TASK DATA →

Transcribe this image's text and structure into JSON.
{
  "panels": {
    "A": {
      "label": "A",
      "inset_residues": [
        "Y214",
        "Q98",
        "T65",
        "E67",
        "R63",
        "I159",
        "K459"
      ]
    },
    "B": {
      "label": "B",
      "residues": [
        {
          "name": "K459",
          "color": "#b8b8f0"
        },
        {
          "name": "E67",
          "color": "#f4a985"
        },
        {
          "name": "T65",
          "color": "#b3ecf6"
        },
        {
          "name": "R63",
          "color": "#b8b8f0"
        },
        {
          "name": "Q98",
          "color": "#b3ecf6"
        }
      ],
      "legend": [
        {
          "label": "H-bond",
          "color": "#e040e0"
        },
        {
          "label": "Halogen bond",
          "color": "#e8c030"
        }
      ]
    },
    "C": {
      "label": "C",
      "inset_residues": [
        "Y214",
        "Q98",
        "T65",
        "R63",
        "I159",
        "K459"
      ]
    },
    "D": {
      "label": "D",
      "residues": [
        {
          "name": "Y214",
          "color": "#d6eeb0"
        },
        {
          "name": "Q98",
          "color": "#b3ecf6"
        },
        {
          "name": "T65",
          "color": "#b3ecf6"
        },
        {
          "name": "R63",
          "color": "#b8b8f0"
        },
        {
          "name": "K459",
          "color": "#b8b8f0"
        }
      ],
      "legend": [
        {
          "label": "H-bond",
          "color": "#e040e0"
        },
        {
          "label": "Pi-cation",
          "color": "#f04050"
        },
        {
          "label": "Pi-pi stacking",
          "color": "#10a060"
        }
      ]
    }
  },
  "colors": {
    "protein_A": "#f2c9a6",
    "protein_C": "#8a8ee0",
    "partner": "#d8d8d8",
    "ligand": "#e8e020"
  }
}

INSTRUCTIONS TO FOLLOW → The response must consist of all the data, reproduced without alteration.

OUTPUT FOR THIS EXERCISE →
Transcribe this image's text and structure into JSON.
{
  "panels": {
    "A": {
      "label": "A",
      "inset_residues": [
        "Y214",
        "Q98",
        "T65",
        "E67",
        "R63",
        "I159",
        "K459"
      ]
    },
    "B": {
      "label": "B",
      "residues": [
        {
          "name": "K459",
          "color": "#b8b8f0"
        },
        {
          "name": "E67",
          "color": "#f4a985"
        },
        {
          "name": "T65",
          "color": "#b3ecf6"
        },
        {
          "name": "R63",
          "color": "#b8b8f0"
        },
        {
          "name": "Q98",
          "color": "#b3ecf6"
        }
      ],
      "legend": [
        {
          "label": "H-bond",
          "color": "#e040e0"
        },
        {
          "label": "Halogen bond",
          "color": "#e8c030"
        }
      ]
    },
    "C": {
      "label": "C",
      "inset_residues": [
        "Y214",
        "Q98",
        "T65",
        "R63",
        "I159",
        "K459"
      ]
    },
    "D": {
      "label": "D",
      "residues": [
        {
          "name": "Y214",
          "color": "#d6eeb0"
        },
        {
          "name": "Q98",
          "color": "#b3ecf6"
        },
        {
          "name": "T65",
          "color": "#b3ecf6"
        },
        {
          "name": "R63",
          "color": "#b8b8f0"
        },
        {
          "name": "K459",
          "color": "#b8b8f0"
        }
      ],
      "legend": [
        {
          "label": "H-bond",
          "color": "#e040e0"
        },
        {
          "label": "Pi-cation",
          "color": "#f04050"
        },
        {
          "label": "Pi-pi stacking",
          "color": "#10a060"
        }
      ]
    }
  },
  "colors": {
    "protein_A": "#f2c9a6",
    "protein_C": "#8a8ee0",
    "partner": "#d8d8d8",
    "ligand": "#e8e020"
  }
}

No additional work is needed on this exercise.